Check each line of the listing, and copy it if it contains the word "abierto".

===============

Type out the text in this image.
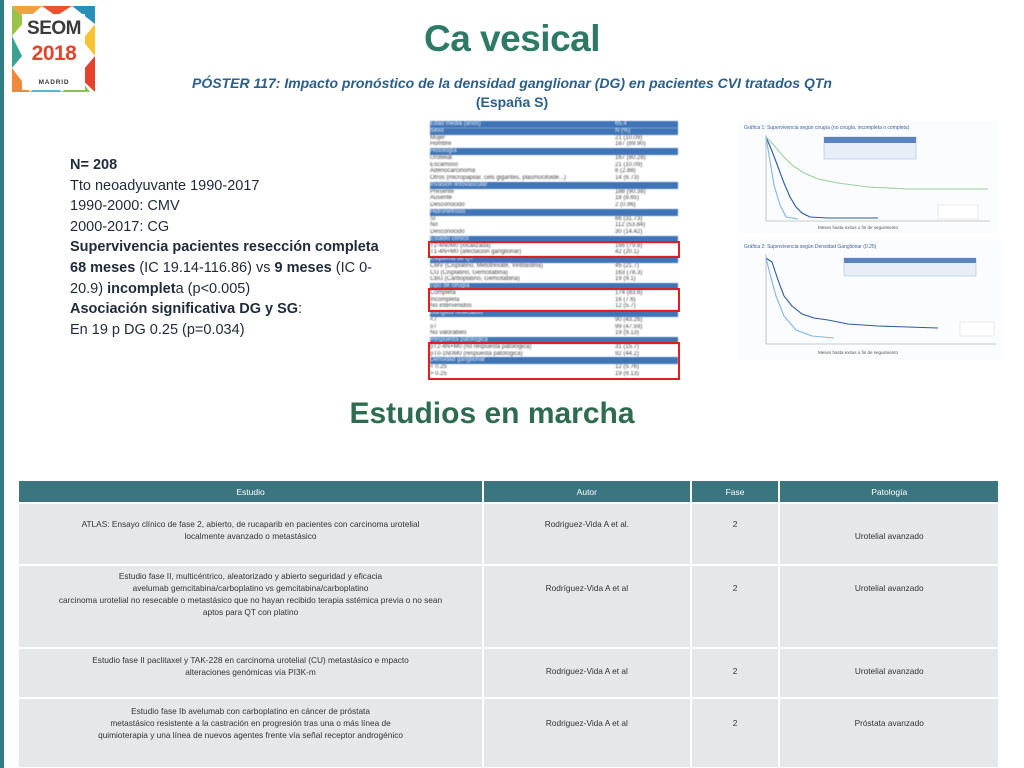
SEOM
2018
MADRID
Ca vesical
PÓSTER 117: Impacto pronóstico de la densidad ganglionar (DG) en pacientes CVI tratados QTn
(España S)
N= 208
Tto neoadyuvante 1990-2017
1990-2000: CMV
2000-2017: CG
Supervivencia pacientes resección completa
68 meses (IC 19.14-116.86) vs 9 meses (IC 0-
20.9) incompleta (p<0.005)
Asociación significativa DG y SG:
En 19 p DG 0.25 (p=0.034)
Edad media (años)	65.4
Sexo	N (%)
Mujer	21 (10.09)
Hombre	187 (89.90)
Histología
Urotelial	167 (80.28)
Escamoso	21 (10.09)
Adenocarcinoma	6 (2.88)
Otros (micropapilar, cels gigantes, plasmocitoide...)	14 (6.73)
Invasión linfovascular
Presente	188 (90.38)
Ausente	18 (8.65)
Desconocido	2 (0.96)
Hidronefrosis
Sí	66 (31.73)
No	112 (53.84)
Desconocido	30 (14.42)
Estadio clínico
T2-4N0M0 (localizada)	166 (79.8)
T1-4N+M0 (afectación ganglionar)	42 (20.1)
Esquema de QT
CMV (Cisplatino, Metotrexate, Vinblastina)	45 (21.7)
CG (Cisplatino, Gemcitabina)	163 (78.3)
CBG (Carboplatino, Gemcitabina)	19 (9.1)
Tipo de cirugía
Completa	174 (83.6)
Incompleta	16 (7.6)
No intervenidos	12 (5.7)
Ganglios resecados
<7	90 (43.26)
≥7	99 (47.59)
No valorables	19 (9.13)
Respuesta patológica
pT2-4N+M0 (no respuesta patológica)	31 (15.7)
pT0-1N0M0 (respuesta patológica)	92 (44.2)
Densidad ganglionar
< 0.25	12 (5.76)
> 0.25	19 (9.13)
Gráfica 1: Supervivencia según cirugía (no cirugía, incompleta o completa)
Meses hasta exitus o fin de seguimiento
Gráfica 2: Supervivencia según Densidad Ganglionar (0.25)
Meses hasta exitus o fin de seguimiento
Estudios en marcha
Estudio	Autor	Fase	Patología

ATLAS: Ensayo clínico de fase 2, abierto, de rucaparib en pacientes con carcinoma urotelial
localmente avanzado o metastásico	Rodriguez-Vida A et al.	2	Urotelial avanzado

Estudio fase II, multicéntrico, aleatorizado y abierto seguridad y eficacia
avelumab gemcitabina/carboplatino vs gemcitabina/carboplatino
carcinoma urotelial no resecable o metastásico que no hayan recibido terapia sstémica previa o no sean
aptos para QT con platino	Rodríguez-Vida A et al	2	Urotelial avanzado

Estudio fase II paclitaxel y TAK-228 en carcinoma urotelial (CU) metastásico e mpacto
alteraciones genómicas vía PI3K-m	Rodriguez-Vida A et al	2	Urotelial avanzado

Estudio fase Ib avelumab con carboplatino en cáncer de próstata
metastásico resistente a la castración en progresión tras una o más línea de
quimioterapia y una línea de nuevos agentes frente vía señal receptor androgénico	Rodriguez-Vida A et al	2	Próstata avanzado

===============

## Response for this exercise
ATLAS: Ensayo clínico de fase 2, abierto, de rucaparib en pacientes con carcinoma urotelial
Estudio fase II, multicéntrico, aleatorizado y abierto seguridad y eficacia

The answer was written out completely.